> **SUPPLIED RECORDS**:
_ _ _

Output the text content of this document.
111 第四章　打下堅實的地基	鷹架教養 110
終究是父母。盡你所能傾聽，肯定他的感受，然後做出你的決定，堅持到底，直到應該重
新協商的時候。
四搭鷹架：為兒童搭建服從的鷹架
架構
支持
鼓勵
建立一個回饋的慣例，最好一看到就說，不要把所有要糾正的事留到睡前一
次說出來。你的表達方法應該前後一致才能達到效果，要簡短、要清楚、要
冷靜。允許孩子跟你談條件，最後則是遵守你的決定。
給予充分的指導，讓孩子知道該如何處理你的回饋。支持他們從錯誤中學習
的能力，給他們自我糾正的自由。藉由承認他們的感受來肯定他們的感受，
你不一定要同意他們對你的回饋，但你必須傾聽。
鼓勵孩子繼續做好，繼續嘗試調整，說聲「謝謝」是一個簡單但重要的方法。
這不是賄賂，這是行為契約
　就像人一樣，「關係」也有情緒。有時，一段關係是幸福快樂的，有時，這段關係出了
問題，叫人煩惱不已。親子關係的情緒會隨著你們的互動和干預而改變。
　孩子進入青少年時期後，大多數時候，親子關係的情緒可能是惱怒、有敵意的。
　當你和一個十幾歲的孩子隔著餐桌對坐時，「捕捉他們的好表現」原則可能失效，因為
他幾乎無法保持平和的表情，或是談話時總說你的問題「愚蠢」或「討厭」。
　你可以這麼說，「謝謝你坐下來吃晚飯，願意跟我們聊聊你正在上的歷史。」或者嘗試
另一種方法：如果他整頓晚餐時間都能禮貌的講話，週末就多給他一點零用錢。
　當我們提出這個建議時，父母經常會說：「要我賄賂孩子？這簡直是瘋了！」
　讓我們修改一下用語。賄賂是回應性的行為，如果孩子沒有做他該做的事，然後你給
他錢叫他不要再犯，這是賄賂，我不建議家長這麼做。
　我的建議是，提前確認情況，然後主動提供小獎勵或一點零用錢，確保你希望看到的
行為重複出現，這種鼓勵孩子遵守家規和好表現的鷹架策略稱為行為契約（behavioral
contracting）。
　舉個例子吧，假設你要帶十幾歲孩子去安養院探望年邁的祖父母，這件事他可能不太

_ _ _

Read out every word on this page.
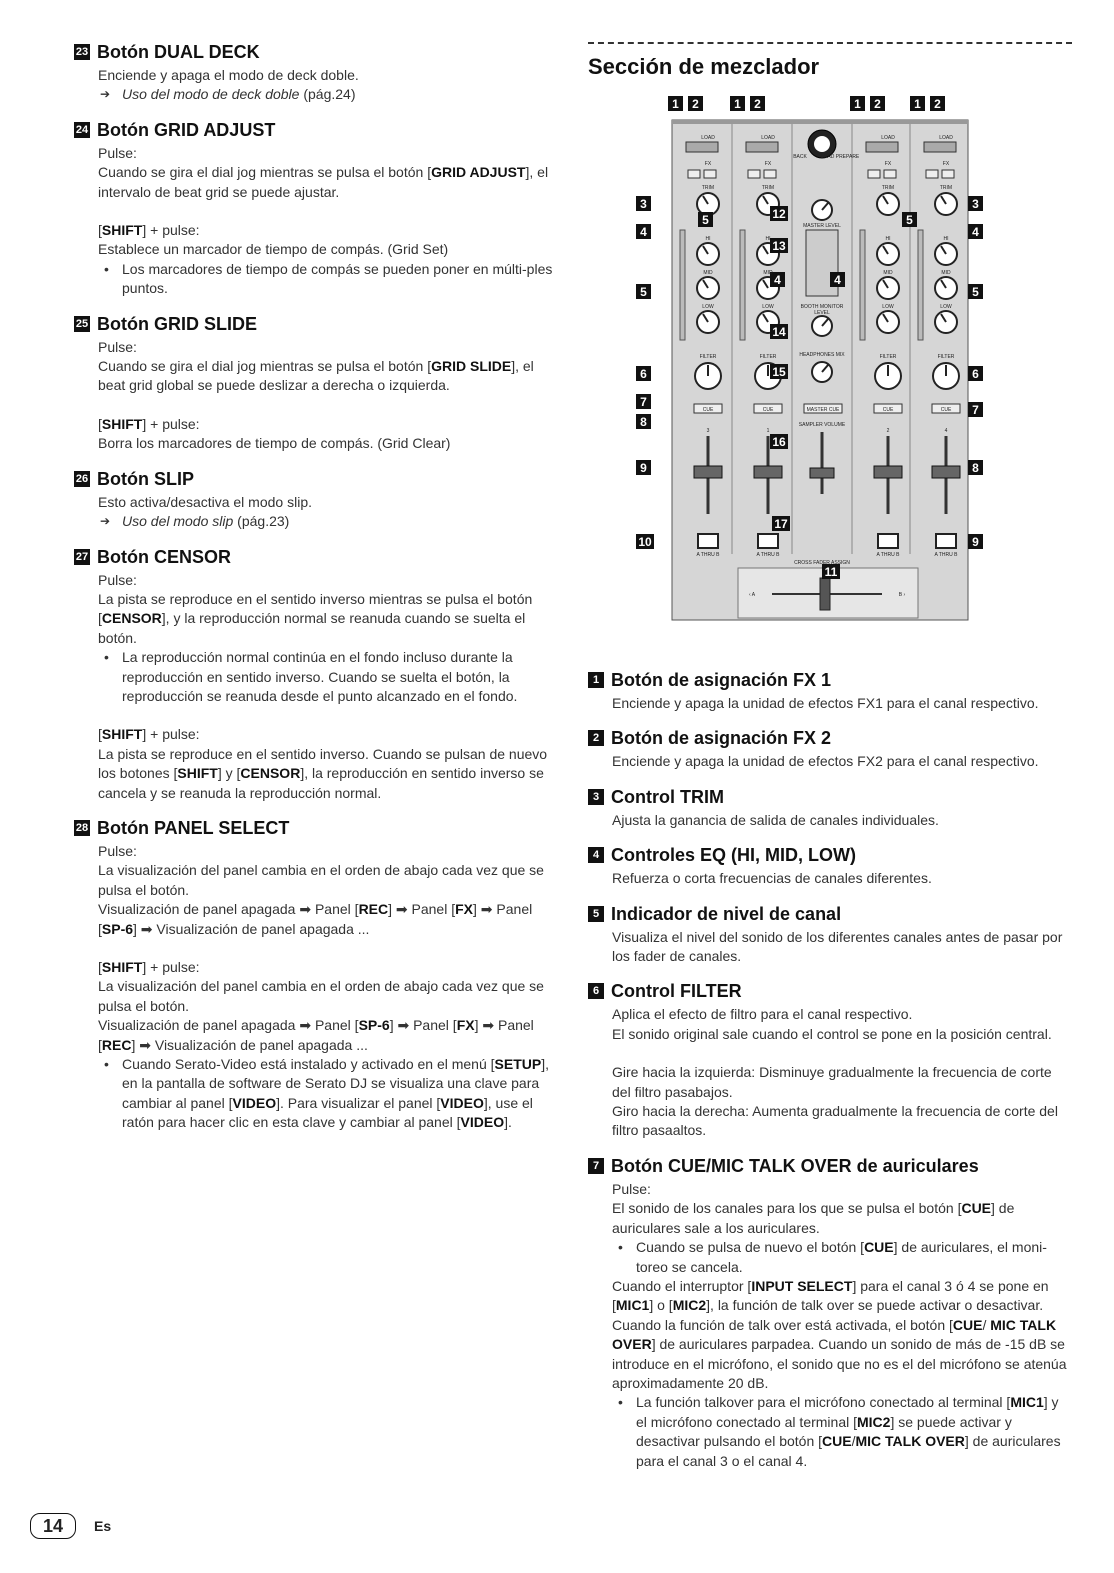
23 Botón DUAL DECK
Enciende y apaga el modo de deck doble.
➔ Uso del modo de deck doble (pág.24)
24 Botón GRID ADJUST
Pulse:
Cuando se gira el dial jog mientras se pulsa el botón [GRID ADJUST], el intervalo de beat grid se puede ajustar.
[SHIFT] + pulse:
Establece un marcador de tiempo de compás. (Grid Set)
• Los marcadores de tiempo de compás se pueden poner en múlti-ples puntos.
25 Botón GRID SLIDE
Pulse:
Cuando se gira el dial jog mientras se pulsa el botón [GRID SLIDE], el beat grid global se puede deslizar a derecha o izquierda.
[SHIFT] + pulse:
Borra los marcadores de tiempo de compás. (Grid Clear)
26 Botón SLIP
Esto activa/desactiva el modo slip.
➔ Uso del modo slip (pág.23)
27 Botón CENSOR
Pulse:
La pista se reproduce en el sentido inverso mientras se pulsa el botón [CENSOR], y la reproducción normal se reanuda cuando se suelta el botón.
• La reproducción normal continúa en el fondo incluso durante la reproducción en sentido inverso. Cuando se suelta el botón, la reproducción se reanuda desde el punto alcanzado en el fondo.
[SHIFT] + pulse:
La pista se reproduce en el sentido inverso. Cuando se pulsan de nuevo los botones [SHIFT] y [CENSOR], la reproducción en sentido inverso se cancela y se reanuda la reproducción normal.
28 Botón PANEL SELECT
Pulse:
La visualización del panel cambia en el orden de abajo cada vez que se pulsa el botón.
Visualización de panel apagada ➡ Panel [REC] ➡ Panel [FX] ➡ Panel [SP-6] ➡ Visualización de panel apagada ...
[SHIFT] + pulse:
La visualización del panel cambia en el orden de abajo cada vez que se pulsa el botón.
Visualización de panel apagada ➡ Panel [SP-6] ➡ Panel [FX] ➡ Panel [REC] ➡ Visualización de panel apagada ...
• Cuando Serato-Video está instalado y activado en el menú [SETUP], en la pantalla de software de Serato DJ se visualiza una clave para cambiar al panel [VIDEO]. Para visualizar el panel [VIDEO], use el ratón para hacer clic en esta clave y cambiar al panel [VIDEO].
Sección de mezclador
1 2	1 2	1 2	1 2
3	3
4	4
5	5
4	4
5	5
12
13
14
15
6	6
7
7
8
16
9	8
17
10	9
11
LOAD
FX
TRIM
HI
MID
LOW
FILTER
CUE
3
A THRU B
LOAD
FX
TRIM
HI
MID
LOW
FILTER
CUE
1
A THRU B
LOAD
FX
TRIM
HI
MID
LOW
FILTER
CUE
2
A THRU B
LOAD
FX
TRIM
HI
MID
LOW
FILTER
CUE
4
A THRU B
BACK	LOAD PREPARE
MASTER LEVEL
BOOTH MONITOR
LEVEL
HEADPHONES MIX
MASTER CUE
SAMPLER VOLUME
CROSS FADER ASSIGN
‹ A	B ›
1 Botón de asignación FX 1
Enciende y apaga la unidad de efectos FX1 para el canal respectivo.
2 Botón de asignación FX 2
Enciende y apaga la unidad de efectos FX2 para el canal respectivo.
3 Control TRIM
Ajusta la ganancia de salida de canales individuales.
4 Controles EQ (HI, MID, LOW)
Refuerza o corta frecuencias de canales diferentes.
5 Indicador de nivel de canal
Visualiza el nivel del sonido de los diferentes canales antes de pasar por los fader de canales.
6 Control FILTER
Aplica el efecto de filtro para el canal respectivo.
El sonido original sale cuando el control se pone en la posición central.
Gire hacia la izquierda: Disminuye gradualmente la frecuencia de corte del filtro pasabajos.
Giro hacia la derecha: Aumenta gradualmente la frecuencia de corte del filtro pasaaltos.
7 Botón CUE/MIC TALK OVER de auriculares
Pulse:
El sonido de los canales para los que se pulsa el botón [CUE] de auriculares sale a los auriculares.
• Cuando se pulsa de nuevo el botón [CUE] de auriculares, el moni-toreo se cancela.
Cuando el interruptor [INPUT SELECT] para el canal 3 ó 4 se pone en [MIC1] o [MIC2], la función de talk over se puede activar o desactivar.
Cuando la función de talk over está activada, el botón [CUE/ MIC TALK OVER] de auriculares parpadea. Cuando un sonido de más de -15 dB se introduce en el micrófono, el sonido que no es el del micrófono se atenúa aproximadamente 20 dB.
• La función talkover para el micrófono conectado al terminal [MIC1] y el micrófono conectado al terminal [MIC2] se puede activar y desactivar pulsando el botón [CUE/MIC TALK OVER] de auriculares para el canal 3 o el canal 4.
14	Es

_ _ _

> **SET TASK**: Report only a number: how many lines in the material above contain the string "Enciende".

> **RESULT OF THE EXERCISE**: 3